> _Records from a collection of figures_
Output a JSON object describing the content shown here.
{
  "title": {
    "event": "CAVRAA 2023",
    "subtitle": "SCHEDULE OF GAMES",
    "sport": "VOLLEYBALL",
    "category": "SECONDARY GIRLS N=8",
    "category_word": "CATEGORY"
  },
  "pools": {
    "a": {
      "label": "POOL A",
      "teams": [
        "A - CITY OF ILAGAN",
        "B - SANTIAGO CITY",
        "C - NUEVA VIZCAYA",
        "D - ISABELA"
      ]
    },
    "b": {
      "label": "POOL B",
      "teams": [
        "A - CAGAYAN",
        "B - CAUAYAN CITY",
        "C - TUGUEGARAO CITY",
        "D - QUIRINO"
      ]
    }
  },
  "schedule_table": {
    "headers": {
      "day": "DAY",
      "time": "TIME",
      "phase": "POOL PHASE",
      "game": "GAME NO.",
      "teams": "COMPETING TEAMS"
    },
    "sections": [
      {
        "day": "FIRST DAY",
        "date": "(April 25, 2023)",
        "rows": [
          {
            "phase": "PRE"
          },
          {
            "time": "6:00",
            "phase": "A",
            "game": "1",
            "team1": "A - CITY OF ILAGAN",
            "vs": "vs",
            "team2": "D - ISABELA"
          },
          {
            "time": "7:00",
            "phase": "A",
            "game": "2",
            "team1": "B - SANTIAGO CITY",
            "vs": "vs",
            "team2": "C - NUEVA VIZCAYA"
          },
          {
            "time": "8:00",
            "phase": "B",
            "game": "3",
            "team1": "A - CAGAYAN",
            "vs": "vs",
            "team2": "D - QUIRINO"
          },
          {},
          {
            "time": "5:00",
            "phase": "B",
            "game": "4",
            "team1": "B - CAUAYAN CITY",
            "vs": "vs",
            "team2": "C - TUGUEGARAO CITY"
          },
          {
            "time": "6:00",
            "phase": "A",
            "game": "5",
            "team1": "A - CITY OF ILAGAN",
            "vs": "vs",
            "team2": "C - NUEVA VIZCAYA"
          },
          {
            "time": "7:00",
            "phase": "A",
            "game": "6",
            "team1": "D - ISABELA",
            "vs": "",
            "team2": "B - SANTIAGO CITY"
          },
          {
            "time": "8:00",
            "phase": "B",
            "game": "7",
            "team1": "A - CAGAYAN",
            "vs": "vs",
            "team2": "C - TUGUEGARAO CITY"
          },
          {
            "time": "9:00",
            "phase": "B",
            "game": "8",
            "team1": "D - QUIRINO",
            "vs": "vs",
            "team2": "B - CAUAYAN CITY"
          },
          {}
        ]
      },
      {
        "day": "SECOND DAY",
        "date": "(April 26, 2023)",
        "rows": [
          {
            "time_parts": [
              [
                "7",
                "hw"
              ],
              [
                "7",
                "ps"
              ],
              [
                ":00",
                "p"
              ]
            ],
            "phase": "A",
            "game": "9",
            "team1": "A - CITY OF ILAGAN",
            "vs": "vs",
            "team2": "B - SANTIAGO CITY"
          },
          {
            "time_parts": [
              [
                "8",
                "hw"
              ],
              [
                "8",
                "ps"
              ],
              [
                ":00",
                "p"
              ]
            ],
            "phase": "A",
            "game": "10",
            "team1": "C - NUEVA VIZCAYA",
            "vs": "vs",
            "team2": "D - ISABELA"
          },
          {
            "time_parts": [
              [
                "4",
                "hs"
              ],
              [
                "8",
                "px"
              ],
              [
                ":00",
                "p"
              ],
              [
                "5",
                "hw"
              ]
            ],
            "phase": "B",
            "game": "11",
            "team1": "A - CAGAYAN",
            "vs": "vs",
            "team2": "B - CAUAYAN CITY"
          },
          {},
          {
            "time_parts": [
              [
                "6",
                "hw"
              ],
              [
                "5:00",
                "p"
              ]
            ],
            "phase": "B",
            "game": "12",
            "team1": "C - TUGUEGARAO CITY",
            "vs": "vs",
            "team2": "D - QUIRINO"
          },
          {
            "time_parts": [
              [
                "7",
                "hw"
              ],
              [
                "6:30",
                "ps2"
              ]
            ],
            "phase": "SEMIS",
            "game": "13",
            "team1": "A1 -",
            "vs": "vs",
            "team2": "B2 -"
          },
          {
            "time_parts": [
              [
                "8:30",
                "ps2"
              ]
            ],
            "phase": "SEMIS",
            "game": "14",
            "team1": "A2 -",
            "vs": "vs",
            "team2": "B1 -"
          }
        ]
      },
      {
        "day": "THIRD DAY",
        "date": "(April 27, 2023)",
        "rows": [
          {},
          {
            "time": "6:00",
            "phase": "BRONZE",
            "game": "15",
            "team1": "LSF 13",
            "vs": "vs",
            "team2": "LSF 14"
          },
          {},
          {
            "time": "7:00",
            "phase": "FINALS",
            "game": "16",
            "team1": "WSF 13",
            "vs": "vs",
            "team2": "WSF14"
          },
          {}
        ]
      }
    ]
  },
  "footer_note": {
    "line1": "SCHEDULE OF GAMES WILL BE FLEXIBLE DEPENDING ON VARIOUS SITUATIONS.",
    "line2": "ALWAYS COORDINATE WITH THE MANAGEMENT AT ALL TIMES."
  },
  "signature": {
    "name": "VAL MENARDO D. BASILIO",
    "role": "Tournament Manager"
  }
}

> _Work instructions_
Pull out every line of the entries that includes the word "SANTIAGO".

> _Solution to this problem_
        "B - SANTIAGO CITY",
            "team1": "B - SANTIAGO CITY",
            "team2": "B - SANTIAGO CITY"
            "team2": "B - SANTIAGO CITY"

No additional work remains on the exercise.